**PROBLEM TO SOLVE**. Output the entries verbatim, including every line.

►

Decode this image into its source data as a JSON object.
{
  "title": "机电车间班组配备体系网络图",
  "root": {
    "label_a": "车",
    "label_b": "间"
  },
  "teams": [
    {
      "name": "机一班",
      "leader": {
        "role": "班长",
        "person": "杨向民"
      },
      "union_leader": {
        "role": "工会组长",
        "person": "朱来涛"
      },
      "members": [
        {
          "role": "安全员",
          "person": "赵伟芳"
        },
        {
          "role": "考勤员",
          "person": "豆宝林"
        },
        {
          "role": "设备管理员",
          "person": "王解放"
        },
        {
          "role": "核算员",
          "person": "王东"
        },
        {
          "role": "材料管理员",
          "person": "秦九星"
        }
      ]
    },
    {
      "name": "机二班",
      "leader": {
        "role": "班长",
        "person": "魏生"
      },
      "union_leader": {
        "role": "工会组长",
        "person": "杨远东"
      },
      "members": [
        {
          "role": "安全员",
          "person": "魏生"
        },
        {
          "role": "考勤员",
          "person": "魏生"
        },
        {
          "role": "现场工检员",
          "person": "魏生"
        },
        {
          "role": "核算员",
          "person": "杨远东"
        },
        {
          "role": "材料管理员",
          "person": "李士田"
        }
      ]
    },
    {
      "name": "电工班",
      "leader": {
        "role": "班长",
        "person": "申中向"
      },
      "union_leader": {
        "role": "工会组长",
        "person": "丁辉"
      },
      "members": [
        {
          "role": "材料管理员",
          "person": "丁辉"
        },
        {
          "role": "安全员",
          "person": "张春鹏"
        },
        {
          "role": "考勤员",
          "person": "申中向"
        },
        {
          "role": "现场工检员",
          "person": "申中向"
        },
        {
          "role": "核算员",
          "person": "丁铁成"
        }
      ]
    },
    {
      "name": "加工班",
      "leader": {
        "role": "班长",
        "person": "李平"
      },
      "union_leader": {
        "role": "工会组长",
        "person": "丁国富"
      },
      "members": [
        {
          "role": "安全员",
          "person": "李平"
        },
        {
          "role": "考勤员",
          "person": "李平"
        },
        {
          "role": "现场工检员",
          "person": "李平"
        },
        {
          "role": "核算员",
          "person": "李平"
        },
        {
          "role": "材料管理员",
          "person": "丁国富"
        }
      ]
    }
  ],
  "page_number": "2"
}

◄

**SOLUTION TO THIS PROBLEM**.
Decode this image into its source data as a JSON object.
{
  "title": "机电车间班组配备体系网络图",
  "root": {
    "label_a": "车",
    "label_b": "间"
  },
  "teams": [
    {
      "name": "机一班",
      "leader": {
        "role": "班长",
        "person": "杨向民"
      },
      "union_leader": {
        "role": "工会组长",
        "person": "朱来涛"
      },
      "members": [
        {
          "role": "安全员",
          "person": "赵伟芳"
        },
        {
          "role": "考勤员",
          "person": "豆宝林"
        },
        {
          "role": "设备管理员",
          "person": "王解放"
        },
        {
          "role": "核算员",
          "person": "王东"
        },
        {
          "role": "材料管理员",
          "person": "秦九星"
        }
      ]
    },
    {
      "name": "机二班",
      "leader": {
        "role": "班长",
        "person": "魏生"
      },
      "union_leader": {
        "role": "工会组长",
        "person": "杨远东"
      },
      "members": [
        {
          "role": "安全员",
          "person": "魏生"
        },
        {
          "role": "考勤员",
          "person": "魏生"
        },
        {
          "role": "现场工检员",
          "person": "魏生"
        },
        {
          "role": "核算员",
          "person": "杨远东"
        },
        {
          "role": "材料管理员",
          "person": "李士田"
        }
      ]
    },
    {
      "name": "电工班",
      "leader": {
        "role": "班长",
        "person": "申中向"
      },
      "union_leader": {
        "role": "工会组长",
        "person": "丁辉"
      },
      "members": [
        {
          "role": "材料管理员",
          "person": "丁辉"
        },
        {
          "role": "安全员",
          "person": "张春鹏"
        },
        {
          "role": "考勤员",
          "person": "申中向"
        },
        {
          "role": "现场工检员",
          "person": "申中向"
        },
        {
          "role": "核算员",
          "person": "丁铁成"
        }
      ]
    },
    {
      "name": "加工班",
      "leader": {
        "role": "班长",
        "person": "李平"
      },
      "union_leader": {
        "role": "工会组长",
        "person": "丁国富"
      },
      "members": [
        {
          "role": "安全员",
          "person": "李平"
        },
        {
          "role": "考勤员",
          "person": "李平"
        },
        {
          "role": "现场工检员",
          "person": "李平"
        },
        {
          "role": "核算员",
          "person": "李平"
        },
        {
          "role": "材料管理员",
          "person": "丁国富"
        }
      ]
    }
  ],
  "page_number": "2"
}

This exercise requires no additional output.